Source excerpt

◇ ◇ ◇ ◇

ClearML

Clearml.conf Minio Set-up

To be able to use minio as a data bucket to store artifacts like model checkpoints or datasets you have to adjust the clearml.conf file. The file is usually located at ~/clearml.conf.

More detailed information can be found here.

First you have to create a key/secret pair. Go to your browser and access the local minio port e.g. http://viopsy-pc:10000 and log in with the credentials (default is username: minioadmin and password: minioadmin). Navigate to the "Access Key" tab in the menu bar and click "Create access key" in the right upper corner. Fill out the form and copy the "Access Key" and the "Secret Key" you need them for the clearml.config file (see below).

Optional If you want to create a new sub-bucket that you would like to use as a storage navigate to the "Buckets" option in the menu bar and click "Create Bucket" in the right upper corner.

Then replace the aws entry in the clearml.config file with the following values:

    aws {
        s3 {
            credentials: [
                {
                    host: "{DOMAIN}" # url has no http:// or s3://, only the domain
                    bucket: "{BUCKET_NAME}" # name of bucket you would like to use
                    key: "{ACCESS_KEY}"
                    secret: "{SECRET_KEY}"
                    multipart: false
                    secure: false
                }
            ]
        }
    }

Example:

    aws {
        s3 {
            credentials: [
                {
                    host: "viopsy-pc:10000" # url has no http:// or s3://, only the domain
                    bucket: "clearml" # name of bucket you would like to use
                    key: "VT8zNshq7FvgXbPLzVfv"

◇ ◇ ◇ ◇

Dataset excerpt

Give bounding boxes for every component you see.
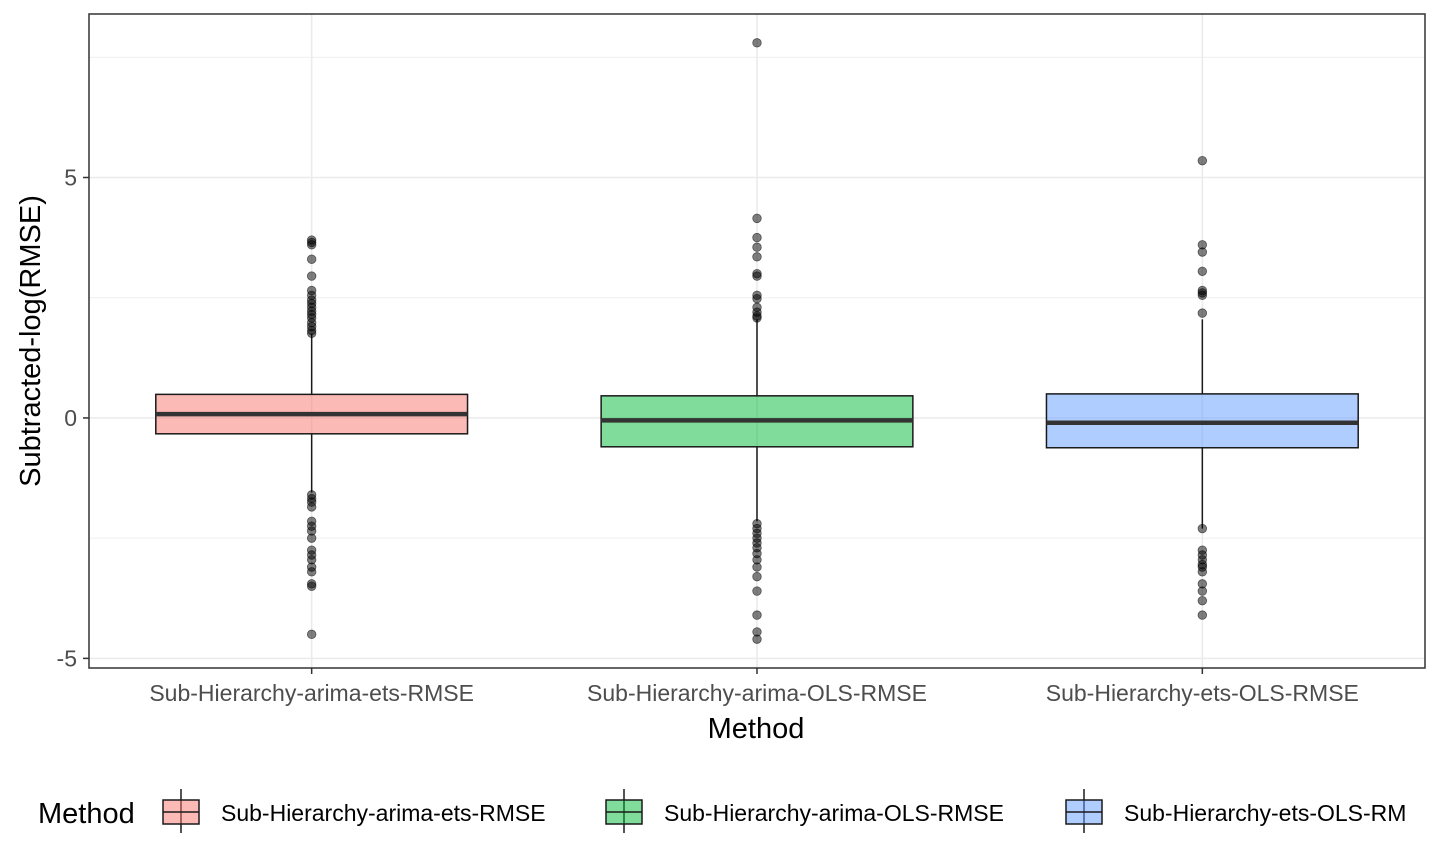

◇ ◇ ◇ ◇

Directions for this task
Resume the ClearML MinIO setup guide from the point where it stops. The material has no connection to the ClearML MinIO setup guide.

Response to this task
                    secret: "qTRD9GCxkodgBhA2BbVJrqoRmhEBjJEzgim3hDkB"
                    multipart: false
                    secure: false
                }
            ]
        }
    }

Dataset Loading

Using data from a ClearML dataset is very easy. You can simply call the dataset, and request a local copy of it. This downloads the data to a local cache, so that it is only loaded once. This ensures that we all use the same datasets, and that changes to datasets over time are being logged.

from clearml import Dataset

dataset_name = ...

# the alias is used as variable name to save the dataset as input dataset for the current task
alias = 'training_dataset'
dataset = Dataset.get(
        dataset_name=dataset_name, alias=alias
    )
# download the dataset locally
local_path = dataset.get_local_copy()

By default ClearML will always load the newest version of a dataset. If you would like to get a certain version of the dataset this can be done using the dataset_version argument. You can also search only publised datasets with the only_published argument. For full documentation on all arguments see the ClearML documentation.

dataset = Dataset.get(
        dataset_name=dataset_name, alias=alias, version='1.0.0', only_published=True)

Source datasets

Original, unprocessed datasets can be added in ClearML under datasets source. This makes them accessible for all projects, and individual projects can then create their own datasets based on any processing needs. Currently there are two source datasets registered into ClearML: PROSTATEx-2 and PRUS. If you use these datasets for your projects, try to inherit from these dataset! Please add any new, unprocessed datasets here as well.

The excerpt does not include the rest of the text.